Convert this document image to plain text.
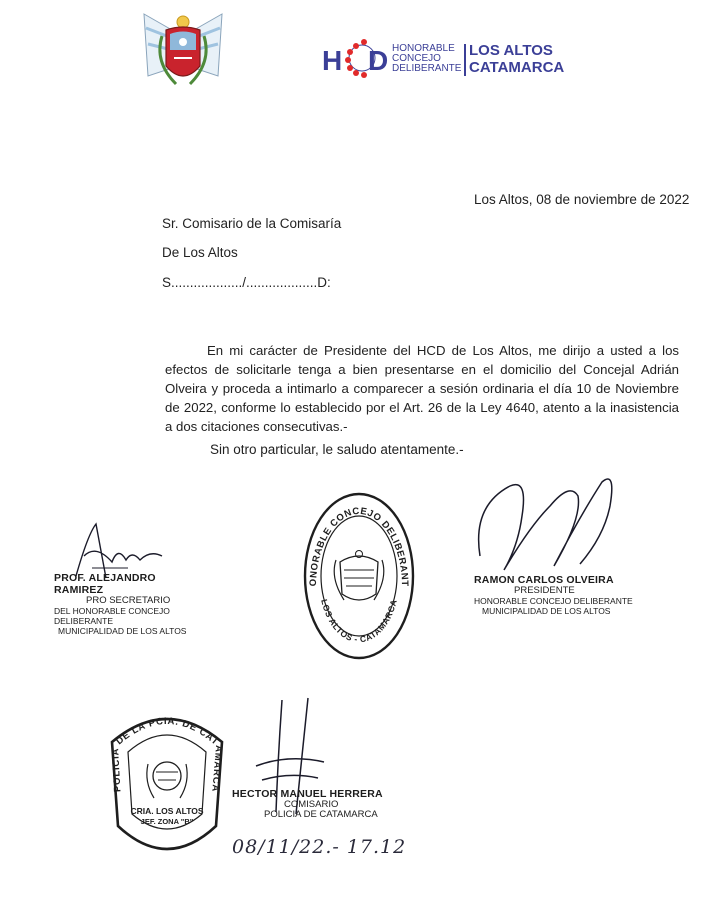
H D HONORABLE
CONCEJO
DELIBERANTE
LOS ALTOS
CATAMARCA
Los Altos, 08 de noviembre de 2022
Sr. Comisario de la Comisaría
De Los Altos
S.................../...................D:
En mi carácter de Presidente del HCD de Los Altos, me dirijo a usted a los efectos de solicitarle tenga a bien presentarse en el domicilio del Concejal Adrián Olveira y proceda a intimarlo a comparecer a sesión ordinaria el día 10 de Noviembre de 2022, conforme lo establecido por el Art. 26 de la Ley 4640, atento a la inasistencia a dos citaciones consecutivas.-
Sin otro particular, le saludo atentamente.-
PROF. ALEJANDRO RAMIREZ
PRO SECRETARIO
DEL HONORABLE CONCEJO DELIBERANTE
MUNICIPALIDAD DE LOS ALTOS
ONORABLE CONCEJO DELIBERANT
LOS ALTOS - CATAMARCA
RAMON CARLOS OLVEIRA
PRESIDENTE
HONORABLE CONCEJO DELIBERANTE
MUNICIPALIDAD DE LOS ALTOS
POLICIA DE LA PCIA. DE CATAMARCA
CRIA. LOS ALTOS
JEF. ZONA "B"
HECTOR MANUEL HERRERA
COMISARIO
POLICIA DE CATAMARCA
08/11/22.- 17.12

───

* [Requirements] Retype every record above exactly as written, but leave out the pictures.

* [The answer]
Convert this document image to plain text.
H D HONORABLE
CONCEJO
DELIBERANTE
LOS ALTOS
CATAMARCA
Los Altos, 08 de noviembre de 2022
Sr. Comisario de la Comisaría
De Los Altos
S.................../...................D:
En mi carácter de Presidente del HCD de Los Altos, me dirijo a usted a los efectos de solicitarle tenga a bien presentarse en el domicilio del Concejal Adrián Olveira y proceda a intimarlo a comparecer a sesión ordinaria el día 10 de Noviembre de 2022, conforme lo establecido por el Art. 26 de la Ley 4640, atento a la inasistencia a dos citaciones consecutivas.-
Sin otro particular, le saludo atentamente.-
PROF. ALEJANDRO RAMIREZ
PRO SECRETARIO
DEL HONORABLE CONCEJO DELIBERANTE
MUNICIPALIDAD DE LOS ALTOS
ONORABLE CONCEJO DELIBERANT
LOS ALTOS - CATAMARCA
RAMON CARLOS OLVEIRA
PRESIDENTE
HONORABLE CONCEJO DELIBERANTE
MUNICIPALIDAD DE LOS ALTOS
POLICIA DE LA PCIA. DE CATAMARCA
CRIA. LOS ALTOS
JEF. ZONA "B"
HECTOR MANUEL HERRERA
COMISARIO
POLICIA DE CATAMARCA
08/11/22.- 17.12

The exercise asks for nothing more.